## Material provided:
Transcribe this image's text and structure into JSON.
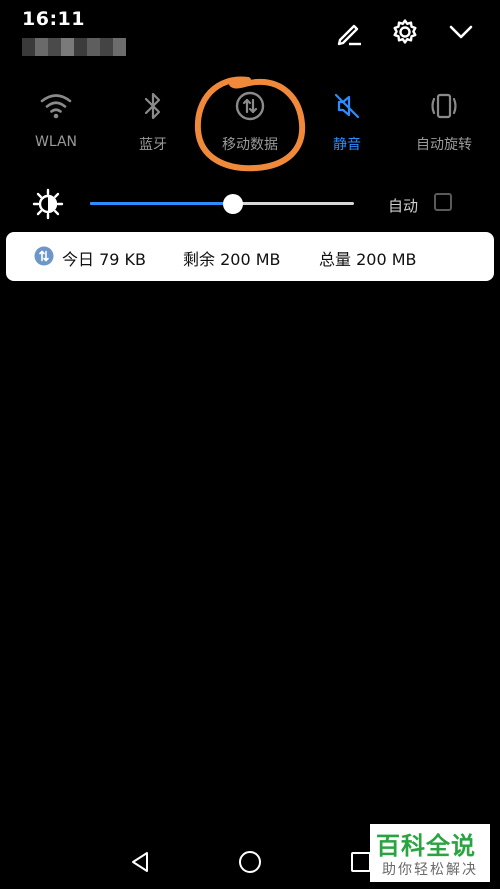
{
  "status_bar": {
    "time": "16:11"
  },
  "header": {
    "edit_icon": "pencil-edit-icon",
    "settings_icon": "gear-icon",
    "collapse_icon": "chevron-down-icon"
  },
  "toggles": [
    {
      "label": "WLAN",
      "icon": "wifi-icon",
      "active": false
    },
    {
      "label": "蓝牙",
      "icon": "bluetooth-icon",
      "active": false
    },
    {
      "label": "移动数据",
      "icon": "mobile-data-icon",
      "active": false
    },
    {
      "label": "静音",
      "icon": "mute-icon",
      "active": true
    },
    {
      "label": "自动旋转",
      "icon": "auto-rotate-icon",
      "active": false
    }
  ],
  "brightness": {
    "level": 0.54,
    "auto_label": "自动",
    "auto_checked": false
  },
  "data_usage": {
    "today": "今日 79 KB",
    "remaining": "剩余 200 MB",
    "total": "总量 200 MB"
  },
  "watermark": {
    "brand": "百科全说",
    "tagline": "助你轻松解决"
  },
  "colors": {
    "accent": "#2f8cff",
    "annotation": "#f08a3a",
    "inactive": "#9a9a9a",
    "background": "#000000"
  }
}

## Exercise goal:
Which lines above hold the word "icon"? Copy each of them.

## Task result:
    "edit_icon": "pencil-edit-icon",
    "settings_icon": "gear-icon",
    "collapse_icon": "chevron-down-icon"
      "icon": "wifi-icon",
      "icon": "bluetooth-icon",
      "icon": "mobile-data-icon",
      "icon": "mute-icon",
      "icon": "auto-rotate-icon",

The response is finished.